> [Problem description] Omit all pictures. Copy the rest of the material exactly.

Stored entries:
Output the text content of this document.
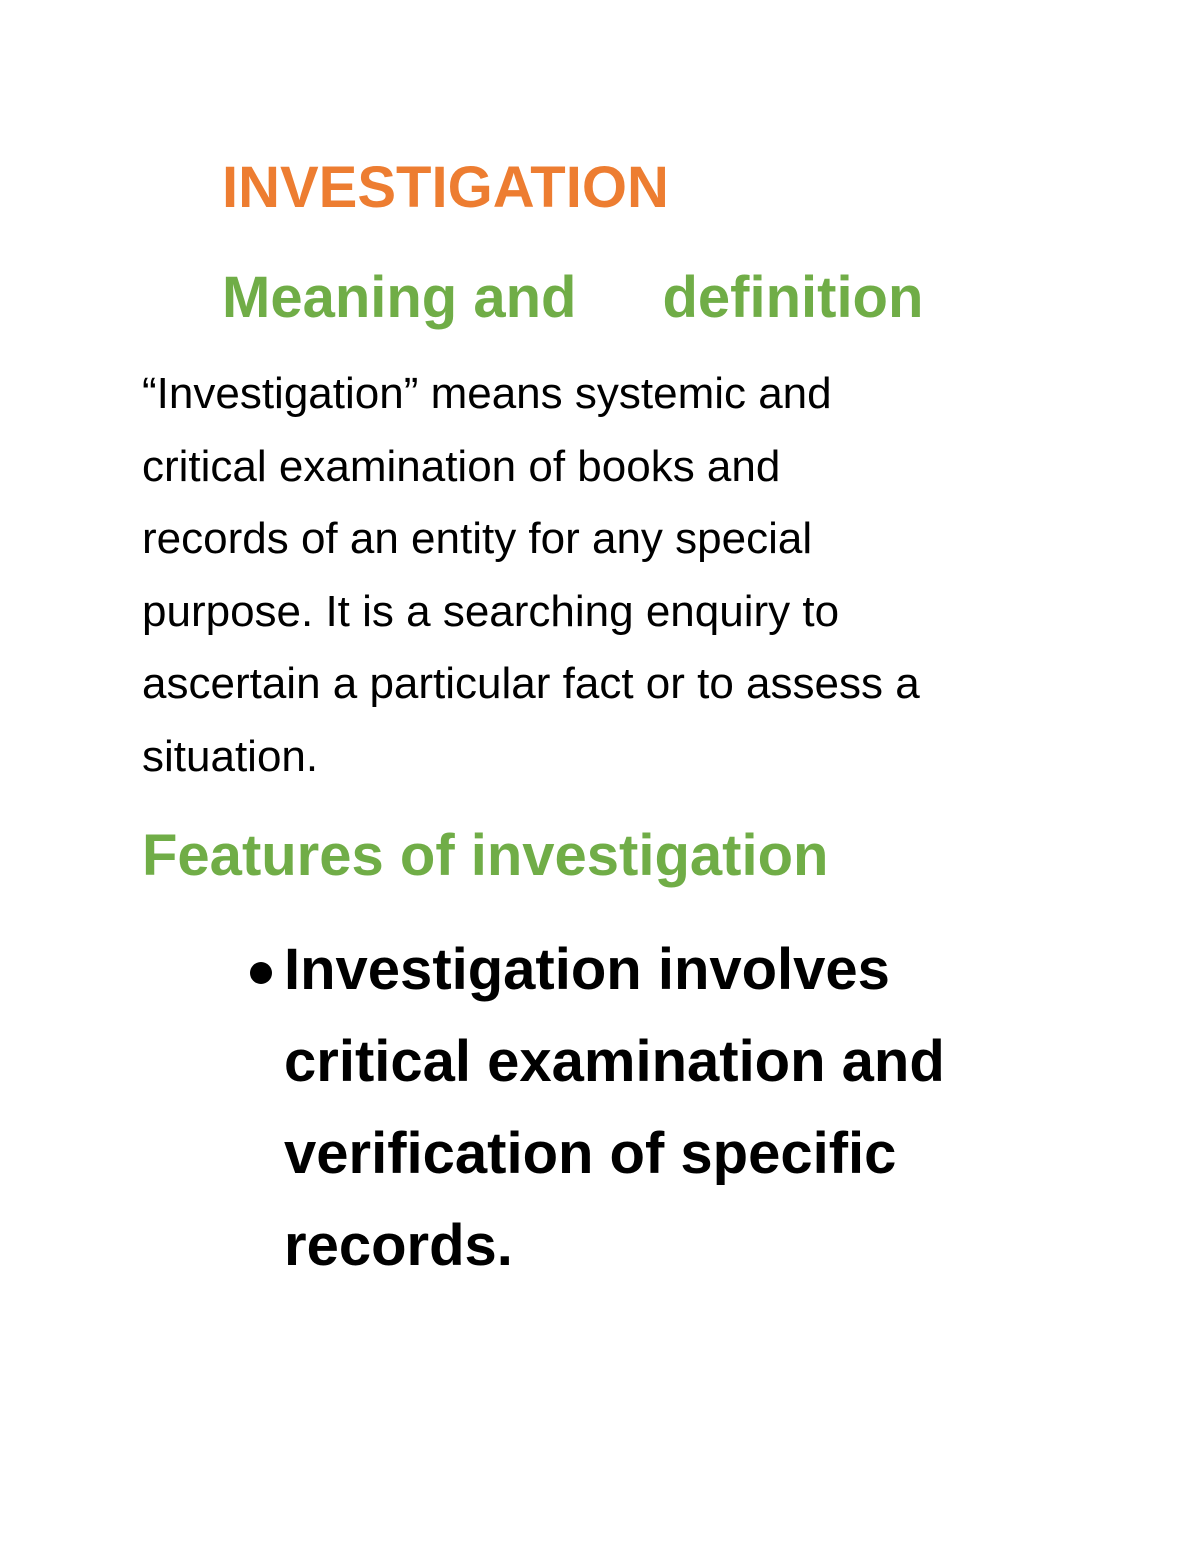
INVESTIGATION
Meaning and definition

“Investigation” means systemic and
critical examination of books and
records of an entity for any special
purpose. It is a searching enquiry to
ascertain a particular fact or to assess a
situation.

Features of investigation
Investigation involves
critical examination and
verification of specific
records.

> [The result]
Output the text content of this document.
INVESTIGATION
Meaning and definition

“Investigation” means systemic and
critical examination of books and
records of an entity for any special
purpose. It is a searching enquiry to
ascertain a particular fact or to assess a
situation.

Features of investigation
Investigation involves
critical examination and
verification of specific
records.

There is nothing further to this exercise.